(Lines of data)
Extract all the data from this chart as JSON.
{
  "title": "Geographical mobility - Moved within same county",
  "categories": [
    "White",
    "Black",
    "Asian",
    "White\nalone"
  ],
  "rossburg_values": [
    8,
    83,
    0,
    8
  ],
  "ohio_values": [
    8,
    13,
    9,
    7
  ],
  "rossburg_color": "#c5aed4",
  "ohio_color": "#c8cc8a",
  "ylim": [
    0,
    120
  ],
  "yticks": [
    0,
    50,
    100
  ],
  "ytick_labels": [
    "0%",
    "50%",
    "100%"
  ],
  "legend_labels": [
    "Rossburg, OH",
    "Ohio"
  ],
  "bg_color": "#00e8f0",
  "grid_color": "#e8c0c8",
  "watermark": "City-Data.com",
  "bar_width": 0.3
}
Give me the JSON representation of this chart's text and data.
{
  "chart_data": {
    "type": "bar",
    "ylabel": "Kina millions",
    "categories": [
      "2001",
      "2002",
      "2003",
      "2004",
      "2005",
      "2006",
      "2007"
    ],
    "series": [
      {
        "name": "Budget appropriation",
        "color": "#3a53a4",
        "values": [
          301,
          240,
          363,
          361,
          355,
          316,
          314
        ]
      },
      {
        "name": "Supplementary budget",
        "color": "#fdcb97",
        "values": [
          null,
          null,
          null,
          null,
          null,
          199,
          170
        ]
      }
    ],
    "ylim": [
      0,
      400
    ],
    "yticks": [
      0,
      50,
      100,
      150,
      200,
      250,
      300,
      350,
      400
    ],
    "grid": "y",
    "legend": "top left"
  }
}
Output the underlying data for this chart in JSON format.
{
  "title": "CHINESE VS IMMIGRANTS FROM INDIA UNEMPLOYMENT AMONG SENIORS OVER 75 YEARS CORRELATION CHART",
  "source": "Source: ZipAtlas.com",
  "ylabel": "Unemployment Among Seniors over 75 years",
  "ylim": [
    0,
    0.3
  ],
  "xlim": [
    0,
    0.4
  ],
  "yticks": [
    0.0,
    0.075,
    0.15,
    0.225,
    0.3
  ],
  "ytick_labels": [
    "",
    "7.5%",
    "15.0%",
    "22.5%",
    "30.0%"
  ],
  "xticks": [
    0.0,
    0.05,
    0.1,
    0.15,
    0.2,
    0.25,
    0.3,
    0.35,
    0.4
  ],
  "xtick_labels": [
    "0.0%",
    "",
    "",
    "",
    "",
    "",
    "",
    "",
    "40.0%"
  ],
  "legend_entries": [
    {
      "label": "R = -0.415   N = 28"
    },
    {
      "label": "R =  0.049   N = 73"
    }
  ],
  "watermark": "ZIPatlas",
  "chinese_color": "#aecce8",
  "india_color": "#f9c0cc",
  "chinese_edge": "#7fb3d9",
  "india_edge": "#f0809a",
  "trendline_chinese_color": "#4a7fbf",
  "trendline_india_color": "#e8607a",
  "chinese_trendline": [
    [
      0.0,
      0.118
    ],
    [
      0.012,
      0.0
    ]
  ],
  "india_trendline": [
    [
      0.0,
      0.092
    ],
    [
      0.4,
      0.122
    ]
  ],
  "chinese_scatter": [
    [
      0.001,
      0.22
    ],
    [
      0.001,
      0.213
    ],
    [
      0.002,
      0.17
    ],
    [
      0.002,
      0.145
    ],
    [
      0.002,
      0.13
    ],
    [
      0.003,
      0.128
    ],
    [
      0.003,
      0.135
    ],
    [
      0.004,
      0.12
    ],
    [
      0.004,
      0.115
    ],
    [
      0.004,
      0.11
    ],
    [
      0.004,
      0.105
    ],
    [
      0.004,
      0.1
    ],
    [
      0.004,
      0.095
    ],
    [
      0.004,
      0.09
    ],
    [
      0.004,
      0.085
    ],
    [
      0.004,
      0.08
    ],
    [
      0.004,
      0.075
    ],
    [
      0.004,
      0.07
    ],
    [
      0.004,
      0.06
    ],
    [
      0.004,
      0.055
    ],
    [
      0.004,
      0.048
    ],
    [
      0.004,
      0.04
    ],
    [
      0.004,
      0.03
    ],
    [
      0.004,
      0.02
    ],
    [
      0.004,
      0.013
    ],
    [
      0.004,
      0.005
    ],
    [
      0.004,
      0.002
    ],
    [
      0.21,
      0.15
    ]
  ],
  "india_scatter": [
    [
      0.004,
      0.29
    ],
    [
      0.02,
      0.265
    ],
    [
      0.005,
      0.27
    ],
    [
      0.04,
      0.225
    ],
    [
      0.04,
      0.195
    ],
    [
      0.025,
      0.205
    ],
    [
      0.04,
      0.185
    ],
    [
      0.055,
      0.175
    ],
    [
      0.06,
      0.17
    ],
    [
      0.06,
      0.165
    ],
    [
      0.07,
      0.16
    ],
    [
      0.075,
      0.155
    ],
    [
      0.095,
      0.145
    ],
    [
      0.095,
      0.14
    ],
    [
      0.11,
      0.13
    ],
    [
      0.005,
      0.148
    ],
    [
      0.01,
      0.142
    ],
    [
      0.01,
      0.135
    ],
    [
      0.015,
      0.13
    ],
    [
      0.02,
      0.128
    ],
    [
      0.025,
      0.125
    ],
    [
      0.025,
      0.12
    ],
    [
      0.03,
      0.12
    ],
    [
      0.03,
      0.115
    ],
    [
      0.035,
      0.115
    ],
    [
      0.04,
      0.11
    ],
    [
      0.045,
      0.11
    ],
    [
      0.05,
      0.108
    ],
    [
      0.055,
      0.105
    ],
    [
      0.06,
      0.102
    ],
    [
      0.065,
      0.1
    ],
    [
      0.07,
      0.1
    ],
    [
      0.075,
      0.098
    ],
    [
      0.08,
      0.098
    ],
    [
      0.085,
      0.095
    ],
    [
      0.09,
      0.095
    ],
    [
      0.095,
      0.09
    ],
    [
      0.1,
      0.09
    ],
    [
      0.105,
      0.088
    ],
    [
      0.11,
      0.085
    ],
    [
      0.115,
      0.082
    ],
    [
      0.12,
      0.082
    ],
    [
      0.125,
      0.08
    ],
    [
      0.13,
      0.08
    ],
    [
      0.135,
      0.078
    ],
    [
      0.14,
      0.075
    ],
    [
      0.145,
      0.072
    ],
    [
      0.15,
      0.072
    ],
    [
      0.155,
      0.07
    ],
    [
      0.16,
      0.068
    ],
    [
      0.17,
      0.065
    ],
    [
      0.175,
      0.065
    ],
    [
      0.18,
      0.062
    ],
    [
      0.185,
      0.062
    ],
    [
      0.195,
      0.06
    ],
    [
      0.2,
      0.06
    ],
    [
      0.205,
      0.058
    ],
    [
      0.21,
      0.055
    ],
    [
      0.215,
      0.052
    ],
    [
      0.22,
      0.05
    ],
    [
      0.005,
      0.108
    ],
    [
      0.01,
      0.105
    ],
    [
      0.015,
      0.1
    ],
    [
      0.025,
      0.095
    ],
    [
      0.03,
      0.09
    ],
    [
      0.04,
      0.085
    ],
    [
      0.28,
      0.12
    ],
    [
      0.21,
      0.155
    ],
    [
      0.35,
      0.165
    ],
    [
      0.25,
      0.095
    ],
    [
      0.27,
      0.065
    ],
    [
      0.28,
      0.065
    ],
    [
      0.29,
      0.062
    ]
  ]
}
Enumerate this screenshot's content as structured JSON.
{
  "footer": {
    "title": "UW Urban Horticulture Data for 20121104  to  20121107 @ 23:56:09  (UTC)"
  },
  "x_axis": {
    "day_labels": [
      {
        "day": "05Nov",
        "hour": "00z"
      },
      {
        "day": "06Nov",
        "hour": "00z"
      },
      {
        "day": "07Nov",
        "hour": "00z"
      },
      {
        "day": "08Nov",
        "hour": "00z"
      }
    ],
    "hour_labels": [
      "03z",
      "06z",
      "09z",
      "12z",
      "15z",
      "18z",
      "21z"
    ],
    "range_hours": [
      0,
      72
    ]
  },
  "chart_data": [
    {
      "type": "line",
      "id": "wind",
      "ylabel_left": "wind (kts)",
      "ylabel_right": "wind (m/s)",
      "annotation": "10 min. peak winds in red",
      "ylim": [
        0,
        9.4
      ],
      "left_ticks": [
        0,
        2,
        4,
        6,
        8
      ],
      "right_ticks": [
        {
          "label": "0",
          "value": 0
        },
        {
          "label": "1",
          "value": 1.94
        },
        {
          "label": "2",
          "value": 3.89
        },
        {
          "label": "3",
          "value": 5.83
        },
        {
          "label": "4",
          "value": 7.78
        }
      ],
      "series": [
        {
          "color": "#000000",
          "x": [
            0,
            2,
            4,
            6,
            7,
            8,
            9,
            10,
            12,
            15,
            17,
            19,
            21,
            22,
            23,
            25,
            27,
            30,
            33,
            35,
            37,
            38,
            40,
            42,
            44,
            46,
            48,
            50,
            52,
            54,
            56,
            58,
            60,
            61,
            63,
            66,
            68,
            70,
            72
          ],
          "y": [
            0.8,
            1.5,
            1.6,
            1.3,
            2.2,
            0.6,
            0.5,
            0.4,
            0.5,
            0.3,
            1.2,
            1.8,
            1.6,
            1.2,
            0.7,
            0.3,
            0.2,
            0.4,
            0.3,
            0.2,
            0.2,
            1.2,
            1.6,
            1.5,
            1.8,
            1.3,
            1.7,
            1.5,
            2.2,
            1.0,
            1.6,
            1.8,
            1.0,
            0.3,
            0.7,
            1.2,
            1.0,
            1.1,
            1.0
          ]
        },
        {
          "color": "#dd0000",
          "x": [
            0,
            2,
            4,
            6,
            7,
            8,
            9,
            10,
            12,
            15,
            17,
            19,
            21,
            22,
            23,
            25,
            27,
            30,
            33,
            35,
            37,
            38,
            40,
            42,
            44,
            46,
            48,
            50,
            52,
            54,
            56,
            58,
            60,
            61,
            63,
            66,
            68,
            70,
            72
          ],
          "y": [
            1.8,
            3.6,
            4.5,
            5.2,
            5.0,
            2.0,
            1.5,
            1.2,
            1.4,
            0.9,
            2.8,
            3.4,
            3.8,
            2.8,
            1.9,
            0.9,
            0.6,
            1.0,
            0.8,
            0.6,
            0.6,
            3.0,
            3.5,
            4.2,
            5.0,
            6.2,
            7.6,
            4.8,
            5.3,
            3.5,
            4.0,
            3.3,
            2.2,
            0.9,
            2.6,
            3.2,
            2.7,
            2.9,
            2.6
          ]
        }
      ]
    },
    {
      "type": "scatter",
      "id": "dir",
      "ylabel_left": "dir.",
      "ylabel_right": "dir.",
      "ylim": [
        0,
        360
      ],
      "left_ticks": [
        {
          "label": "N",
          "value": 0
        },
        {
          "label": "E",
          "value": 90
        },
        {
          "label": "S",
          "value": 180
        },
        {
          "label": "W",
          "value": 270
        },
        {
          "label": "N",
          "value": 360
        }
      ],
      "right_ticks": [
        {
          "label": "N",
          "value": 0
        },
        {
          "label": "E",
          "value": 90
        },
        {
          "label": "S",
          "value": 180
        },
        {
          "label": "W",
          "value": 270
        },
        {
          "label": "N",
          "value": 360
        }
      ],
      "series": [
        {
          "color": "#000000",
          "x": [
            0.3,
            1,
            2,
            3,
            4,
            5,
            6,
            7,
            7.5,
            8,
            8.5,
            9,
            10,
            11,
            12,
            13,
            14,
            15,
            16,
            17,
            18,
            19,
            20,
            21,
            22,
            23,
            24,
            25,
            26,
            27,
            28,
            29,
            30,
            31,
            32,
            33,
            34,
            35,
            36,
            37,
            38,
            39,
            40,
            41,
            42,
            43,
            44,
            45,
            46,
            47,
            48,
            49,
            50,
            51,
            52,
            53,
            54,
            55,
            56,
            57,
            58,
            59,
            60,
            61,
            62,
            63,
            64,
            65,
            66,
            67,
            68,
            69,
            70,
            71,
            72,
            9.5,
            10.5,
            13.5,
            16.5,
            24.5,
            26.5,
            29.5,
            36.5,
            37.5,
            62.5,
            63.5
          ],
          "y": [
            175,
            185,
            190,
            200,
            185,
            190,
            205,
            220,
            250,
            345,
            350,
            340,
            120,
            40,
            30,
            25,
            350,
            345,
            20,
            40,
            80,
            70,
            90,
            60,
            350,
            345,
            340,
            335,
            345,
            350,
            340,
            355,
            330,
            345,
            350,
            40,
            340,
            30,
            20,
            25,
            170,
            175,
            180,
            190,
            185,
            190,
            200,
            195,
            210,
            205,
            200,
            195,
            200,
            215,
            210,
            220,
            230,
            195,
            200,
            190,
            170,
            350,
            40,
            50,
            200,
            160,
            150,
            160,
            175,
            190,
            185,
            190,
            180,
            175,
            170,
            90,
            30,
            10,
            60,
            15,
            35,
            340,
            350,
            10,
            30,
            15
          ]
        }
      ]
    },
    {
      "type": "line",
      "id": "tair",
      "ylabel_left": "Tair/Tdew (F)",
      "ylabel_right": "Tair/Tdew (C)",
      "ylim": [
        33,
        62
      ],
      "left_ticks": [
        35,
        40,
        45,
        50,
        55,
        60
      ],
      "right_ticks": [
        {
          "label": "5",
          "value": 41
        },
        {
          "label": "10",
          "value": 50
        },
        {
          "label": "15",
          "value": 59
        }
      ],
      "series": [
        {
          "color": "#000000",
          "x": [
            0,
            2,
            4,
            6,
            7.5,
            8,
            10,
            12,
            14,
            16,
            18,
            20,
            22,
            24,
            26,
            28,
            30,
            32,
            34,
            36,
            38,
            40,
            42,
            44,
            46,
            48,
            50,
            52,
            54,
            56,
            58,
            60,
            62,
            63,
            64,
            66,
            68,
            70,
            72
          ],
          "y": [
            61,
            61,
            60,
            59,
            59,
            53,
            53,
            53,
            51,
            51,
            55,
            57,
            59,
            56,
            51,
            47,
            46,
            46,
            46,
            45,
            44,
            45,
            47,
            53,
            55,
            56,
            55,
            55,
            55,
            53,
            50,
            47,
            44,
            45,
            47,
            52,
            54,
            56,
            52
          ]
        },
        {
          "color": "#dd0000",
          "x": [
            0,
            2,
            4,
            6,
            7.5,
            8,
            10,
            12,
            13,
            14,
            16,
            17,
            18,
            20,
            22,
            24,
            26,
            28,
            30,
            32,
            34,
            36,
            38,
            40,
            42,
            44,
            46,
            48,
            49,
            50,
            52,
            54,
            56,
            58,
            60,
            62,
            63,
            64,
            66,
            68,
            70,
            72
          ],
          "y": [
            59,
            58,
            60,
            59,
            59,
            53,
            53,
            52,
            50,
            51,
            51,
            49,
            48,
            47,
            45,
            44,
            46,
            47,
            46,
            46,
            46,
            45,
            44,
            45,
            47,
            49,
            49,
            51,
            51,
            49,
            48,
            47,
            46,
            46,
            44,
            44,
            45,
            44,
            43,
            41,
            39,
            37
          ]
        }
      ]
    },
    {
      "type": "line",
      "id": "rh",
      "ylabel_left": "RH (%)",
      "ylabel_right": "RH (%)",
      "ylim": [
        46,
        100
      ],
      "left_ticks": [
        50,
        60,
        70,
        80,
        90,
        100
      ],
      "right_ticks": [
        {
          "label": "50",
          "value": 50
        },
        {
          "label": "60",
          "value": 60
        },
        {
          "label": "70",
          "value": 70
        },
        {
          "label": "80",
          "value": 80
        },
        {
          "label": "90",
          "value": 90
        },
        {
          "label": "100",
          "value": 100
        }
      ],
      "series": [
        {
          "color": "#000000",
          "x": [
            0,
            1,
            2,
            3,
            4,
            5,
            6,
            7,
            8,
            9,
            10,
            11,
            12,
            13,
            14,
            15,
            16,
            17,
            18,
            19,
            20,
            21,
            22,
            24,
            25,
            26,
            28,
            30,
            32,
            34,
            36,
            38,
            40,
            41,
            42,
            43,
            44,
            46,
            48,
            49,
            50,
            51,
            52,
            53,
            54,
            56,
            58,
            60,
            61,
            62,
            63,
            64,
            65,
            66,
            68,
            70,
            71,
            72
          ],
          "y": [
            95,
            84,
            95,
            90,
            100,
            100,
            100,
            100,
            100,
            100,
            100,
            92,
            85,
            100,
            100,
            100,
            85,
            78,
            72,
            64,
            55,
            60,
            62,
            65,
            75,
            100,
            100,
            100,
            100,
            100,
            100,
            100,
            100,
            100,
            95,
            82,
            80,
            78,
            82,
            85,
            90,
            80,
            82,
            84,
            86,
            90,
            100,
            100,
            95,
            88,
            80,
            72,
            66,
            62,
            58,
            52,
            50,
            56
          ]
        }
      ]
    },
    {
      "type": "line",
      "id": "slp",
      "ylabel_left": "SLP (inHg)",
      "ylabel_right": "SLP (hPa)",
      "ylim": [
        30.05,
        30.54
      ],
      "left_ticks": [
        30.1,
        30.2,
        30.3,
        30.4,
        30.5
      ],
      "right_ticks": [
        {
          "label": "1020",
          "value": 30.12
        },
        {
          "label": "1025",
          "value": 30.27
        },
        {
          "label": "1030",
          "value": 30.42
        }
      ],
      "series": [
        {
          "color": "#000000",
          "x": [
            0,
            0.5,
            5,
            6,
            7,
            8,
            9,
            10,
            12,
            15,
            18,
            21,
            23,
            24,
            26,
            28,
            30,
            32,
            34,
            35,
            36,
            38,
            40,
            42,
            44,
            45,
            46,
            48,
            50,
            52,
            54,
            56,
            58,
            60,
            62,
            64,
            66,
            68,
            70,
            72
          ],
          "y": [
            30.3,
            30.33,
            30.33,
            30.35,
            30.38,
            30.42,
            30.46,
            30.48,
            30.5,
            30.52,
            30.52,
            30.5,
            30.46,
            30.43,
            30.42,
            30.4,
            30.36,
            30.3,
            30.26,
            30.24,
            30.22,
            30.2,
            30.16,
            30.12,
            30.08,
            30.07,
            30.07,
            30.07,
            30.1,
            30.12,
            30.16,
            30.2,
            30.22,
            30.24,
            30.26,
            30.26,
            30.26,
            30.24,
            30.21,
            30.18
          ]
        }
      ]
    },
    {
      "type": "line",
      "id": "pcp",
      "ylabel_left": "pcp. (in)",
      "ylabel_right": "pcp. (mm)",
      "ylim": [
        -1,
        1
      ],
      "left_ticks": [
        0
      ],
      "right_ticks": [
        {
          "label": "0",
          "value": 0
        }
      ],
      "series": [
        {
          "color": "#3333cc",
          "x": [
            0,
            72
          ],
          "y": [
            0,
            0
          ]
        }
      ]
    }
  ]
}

**EXERCISE INSTRUCTIONS**
All lines holding the word "title" should be picked out and copied.

**RESPONSE TO THIS EXERCISE**
  "title": "Geographical mobility - Moved within same county",
  "title": "CHINESE VS IMMIGRANTS FROM INDIA UNEMPLOYMENT AMONG SENIORS OVER 75 YEARS CORRELATION CHART",
    "title": "UW Urban Horticulture Data for 20121104  to  20121107 @ 23:56:09  (UTC)"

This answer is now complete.